## START
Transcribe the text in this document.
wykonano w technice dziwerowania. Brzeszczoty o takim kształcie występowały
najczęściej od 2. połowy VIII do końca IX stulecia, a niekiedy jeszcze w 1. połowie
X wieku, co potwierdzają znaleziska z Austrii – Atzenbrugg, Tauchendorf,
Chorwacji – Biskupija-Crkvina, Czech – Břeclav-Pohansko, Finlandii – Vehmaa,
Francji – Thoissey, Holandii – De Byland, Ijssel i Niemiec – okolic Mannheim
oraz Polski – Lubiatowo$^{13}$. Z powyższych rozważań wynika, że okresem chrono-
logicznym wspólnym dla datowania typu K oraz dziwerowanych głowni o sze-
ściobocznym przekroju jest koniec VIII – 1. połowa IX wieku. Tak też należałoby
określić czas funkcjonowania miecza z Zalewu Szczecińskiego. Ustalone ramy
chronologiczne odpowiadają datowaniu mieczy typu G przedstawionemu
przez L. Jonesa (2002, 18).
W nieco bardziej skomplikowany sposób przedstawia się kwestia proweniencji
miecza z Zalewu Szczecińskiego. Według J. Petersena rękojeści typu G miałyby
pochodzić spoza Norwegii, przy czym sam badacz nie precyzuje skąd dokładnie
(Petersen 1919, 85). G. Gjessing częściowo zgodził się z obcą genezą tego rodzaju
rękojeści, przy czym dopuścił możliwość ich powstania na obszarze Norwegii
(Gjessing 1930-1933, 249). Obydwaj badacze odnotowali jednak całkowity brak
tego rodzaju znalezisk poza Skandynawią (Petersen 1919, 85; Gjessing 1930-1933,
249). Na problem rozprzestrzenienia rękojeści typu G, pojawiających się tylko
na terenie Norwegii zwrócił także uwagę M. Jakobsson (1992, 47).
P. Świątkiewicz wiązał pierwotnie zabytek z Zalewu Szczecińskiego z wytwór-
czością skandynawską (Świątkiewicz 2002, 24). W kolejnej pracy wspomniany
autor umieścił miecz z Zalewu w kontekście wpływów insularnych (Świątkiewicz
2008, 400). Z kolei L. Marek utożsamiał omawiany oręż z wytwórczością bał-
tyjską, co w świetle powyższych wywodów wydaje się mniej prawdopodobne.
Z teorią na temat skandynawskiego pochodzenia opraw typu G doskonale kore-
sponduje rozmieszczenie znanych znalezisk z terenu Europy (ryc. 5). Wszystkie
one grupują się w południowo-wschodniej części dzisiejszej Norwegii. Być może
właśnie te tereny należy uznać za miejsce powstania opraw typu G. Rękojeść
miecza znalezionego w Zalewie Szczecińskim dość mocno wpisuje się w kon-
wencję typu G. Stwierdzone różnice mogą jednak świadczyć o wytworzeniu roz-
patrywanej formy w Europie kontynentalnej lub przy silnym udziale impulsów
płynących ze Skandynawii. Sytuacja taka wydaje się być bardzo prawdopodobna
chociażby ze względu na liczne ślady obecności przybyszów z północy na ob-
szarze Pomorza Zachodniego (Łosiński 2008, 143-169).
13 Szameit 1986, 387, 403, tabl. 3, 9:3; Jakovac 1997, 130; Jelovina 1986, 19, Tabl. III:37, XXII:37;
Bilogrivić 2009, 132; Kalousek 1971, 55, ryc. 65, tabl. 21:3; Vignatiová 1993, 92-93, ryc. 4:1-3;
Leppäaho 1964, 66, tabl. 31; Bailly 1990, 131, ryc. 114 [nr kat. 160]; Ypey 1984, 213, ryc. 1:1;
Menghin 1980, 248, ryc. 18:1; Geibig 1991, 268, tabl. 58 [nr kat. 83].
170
## END
WHAT YOU NEED TO DO — Print the material above once more, exactly.

WRITTEN RESPONSE —
Transcribe the text in this document.
wykonano w technice dziwerowania. Brzeszczoty o takim kształcie występowały
najczęściej od 2. połowy VIII do końca IX stulecia, a niekiedy jeszcze w 1. połowie
X wieku, co potwierdzają znaleziska z Austrii – Atzenbrugg, Tauchendorf,
Chorwacji – Biskupija-Crkvina, Czech – Břeclav-Pohansko, Finlandii – Vehmaa,
Francji – Thoissey, Holandii – De Byland, Ijssel i Niemiec – okolic Mannheim
oraz Polski – Lubiatowo$^{13}$. Z powyższych rozważań wynika, że okresem chrono-
logicznym wspólnym dla datowania typu K oraz dziwerowanych głowni o sze-
ściobocznym przekroju jest koniec VIII – 1. połowa IX wieku. Tak też należałoby
określić czas funkcjonowania miecza z Zalewu Szczecińskiego. Ustalone ramy
chronologiczne odpowiadają datowaniu mieczy typu G przedstawionemu
przez L. Jonesa (2002, 18).
W nieco bardziej skomplikowany sposób przedstawia się kwestia proweniencji
miecza z Zalewu Szczecińskiego. Według J. Petersena rękojeści typu G miałyby
pochodzić spoza Norwegii, przy czym sam badacz nie precyzuje skąd dokładnie
(Petersen 1919, 85). G. Gjessing częściowo zgodził się z obcą genezą tego rodzaju
rękojeści, przy czym dopuścił możliwość ich powstania na obszarze Norwegii
(Gjessing 1930-1933, 249). Obydwaj badacze odnotowali jednak całkowity brak
tego rodzaju znalezisk poza Skandynawią (Petersen 1919, 85; Gjessing 1930-1933,
249). Na problem rozprzestrzenienia rękojeści typu G, pojawiających się tylko
na terenie Norwegii zwrócił także uwagę M. Jakobsson (1992, 47).
P. Świątkiewicz wiązał pierwotnie zabytek z Zalewu Szczecińskiego z wytwór-
czością skandynawską (Świątkiewicz 2002, 24). W kolejnej pracy wspomniany
autor umieścił miecz z Zalewu w kontekście wpływów insularnych (Świątkiewicz
2008, 400). Z kolei L. Marek utożsamiał omawiany oręż z wytwórczością bał-
tyjską, co w świetle powyższych wywodów wydaje się mniej prawdopodobne.
Z teorią na temat skandynawskiego pochodzenia opraw typu G doskonale kore-
sponduje rozmieszczenie znanych znalezisk z terenu Europy (ryc. 5). Wszystkie
one grupują się w południowo-wschodniej części dzisiejszej Norwegii. Być może
właśnie te tereny należy uznać za miejsce powstania opraw typu G. Rękojeść
miecza znalezionego w Zalewie Szczecińskim dość mocno wpisuje się w kon-
wencję typu G. Stwierdzone różnice mogą jednak świadczyć o wytworzeniu roz-
patrywanej formy w Europie kontynentalnej lub przy silnym udziale impulsów
płynących ze Skandynawii. Sytuacja taka wydaje się być bardzo prawdopodobna
chociażby ze względu na liczne ślady obecności przybyszów z północy na ob-
szarze Pomorza Zachodniego (Łosiński 2008, 143-169).
13 Szameit 1986, 387, 403, tabl. 3, 9:3; Jakovac 1997, 130; Jelovina 1986, 19, Tabl. III:37, XXII:37;
Bilogrivić 2009, 132; Kalousek 1971, 55, ryc. 65, tabl. 21:3; Vignatiová 1993, 92-93, ryc. 4:1-3;
Leppäaho 1964, 66, tabl. 31; Bailly 1990, 131, ryc. 114 [nr kat. 160]; Ypey 1984, 213, ryc. 1:1;
Menghin 1980, 248, ryc. 18:1; Geibig 1991, 268, tabl. 58 [nr kat. 83].
170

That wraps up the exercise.